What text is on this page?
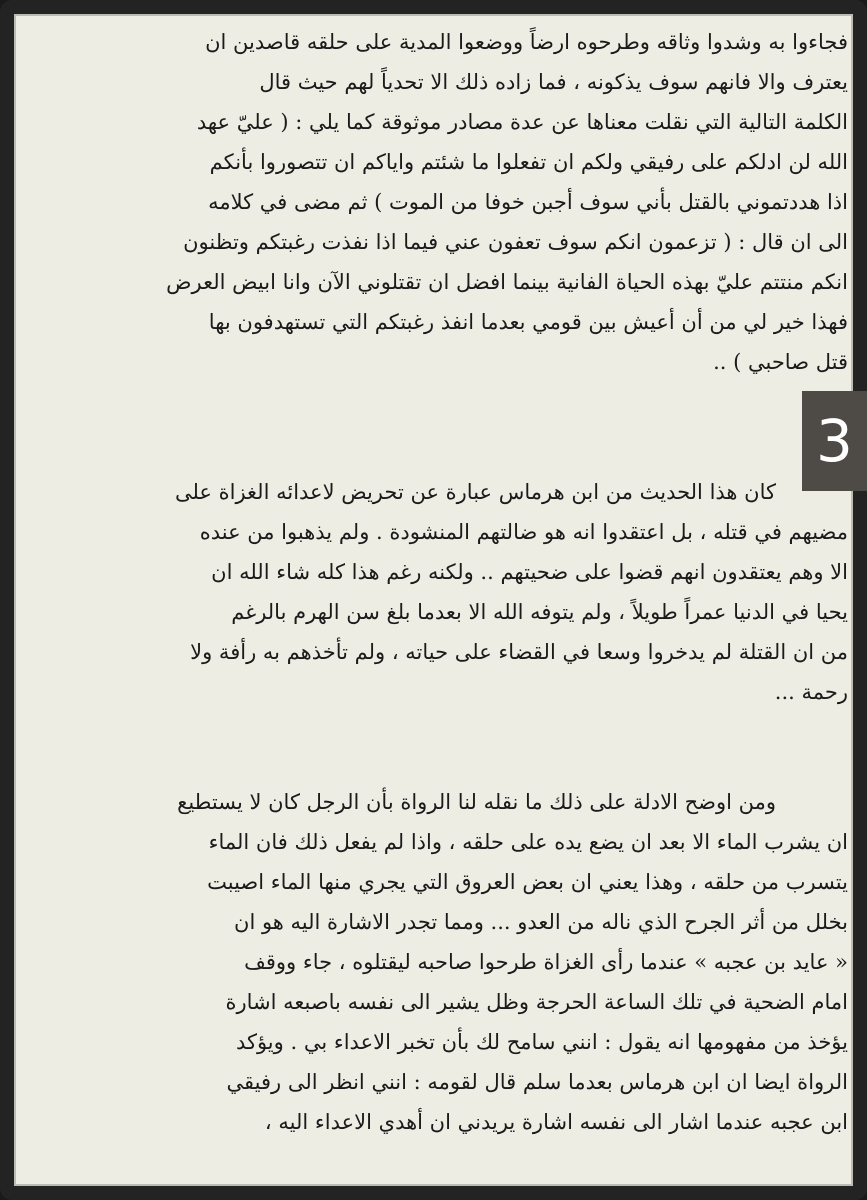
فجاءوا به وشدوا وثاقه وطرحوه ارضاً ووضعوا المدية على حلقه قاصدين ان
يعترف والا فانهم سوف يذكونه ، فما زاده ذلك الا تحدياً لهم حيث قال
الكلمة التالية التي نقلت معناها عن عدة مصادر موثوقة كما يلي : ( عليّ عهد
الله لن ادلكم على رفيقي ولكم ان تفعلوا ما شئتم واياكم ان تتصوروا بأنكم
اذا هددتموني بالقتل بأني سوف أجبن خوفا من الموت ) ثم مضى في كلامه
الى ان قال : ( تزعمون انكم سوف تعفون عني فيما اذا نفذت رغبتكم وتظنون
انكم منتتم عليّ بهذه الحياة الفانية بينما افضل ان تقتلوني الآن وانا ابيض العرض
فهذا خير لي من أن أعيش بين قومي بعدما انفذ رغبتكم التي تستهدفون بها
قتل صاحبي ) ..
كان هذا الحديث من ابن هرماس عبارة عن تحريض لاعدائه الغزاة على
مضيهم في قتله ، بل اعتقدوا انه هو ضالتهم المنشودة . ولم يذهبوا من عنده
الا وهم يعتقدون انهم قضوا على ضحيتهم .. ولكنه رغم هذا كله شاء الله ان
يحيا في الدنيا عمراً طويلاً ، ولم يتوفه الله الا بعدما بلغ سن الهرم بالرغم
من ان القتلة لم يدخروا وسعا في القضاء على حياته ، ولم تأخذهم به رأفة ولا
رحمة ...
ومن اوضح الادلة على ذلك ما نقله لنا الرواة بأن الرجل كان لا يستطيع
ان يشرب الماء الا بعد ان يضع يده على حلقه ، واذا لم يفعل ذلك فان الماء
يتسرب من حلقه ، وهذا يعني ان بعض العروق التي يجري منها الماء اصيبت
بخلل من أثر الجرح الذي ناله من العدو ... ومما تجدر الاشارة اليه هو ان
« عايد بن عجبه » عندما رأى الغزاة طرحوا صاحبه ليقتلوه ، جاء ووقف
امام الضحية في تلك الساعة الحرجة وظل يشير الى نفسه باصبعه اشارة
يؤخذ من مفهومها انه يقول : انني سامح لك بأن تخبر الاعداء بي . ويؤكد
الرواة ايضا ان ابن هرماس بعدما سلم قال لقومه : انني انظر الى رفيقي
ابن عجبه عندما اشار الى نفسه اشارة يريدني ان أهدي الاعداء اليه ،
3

--

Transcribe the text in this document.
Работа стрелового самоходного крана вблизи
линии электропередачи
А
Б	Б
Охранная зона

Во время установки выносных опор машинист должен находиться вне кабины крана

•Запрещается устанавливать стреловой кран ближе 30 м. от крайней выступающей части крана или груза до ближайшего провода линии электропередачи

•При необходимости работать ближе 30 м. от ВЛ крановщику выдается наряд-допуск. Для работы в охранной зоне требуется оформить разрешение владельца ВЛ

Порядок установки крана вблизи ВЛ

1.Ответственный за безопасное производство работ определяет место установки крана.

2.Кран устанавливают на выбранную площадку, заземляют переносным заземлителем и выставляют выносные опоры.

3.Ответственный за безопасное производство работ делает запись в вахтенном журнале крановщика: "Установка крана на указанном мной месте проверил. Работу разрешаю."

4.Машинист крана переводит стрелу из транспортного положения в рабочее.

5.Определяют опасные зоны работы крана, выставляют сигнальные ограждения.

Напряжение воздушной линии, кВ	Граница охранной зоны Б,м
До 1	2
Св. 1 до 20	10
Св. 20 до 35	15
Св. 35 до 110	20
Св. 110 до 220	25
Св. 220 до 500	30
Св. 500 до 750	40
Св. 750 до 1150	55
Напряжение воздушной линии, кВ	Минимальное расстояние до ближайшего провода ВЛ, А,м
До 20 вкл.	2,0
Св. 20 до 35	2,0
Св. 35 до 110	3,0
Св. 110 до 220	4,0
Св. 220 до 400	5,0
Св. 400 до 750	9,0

...

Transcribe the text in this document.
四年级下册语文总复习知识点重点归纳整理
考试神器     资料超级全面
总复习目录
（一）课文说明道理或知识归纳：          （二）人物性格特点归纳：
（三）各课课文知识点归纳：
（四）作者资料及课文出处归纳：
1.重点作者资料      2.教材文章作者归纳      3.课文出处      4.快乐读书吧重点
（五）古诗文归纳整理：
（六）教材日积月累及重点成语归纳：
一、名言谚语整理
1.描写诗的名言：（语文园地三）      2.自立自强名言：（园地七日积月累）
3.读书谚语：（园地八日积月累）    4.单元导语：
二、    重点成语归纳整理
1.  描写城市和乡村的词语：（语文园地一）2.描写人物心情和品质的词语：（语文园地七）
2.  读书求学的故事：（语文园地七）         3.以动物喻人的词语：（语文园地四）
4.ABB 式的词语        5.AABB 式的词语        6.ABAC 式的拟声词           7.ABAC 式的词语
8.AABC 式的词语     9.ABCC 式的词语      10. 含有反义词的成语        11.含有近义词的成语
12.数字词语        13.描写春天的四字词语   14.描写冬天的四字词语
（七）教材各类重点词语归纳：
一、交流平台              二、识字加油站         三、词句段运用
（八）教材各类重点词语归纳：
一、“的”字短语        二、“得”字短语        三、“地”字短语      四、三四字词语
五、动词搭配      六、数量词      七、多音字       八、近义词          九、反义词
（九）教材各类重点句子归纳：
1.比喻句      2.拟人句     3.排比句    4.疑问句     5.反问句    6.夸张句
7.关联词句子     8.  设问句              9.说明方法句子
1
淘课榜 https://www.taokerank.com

[Exercise prompt]: Scan the lines above for "الماء", then copy every one that has it.

[Task output]:
ان يشرب الماء الا بعد ان يضع يده على حلقه ، واذا لم يفعل ذلك فان الماء
يتسرب من حلقه ، وهذا يعني ان بعض العروق التي يجري منها الماء اصيبت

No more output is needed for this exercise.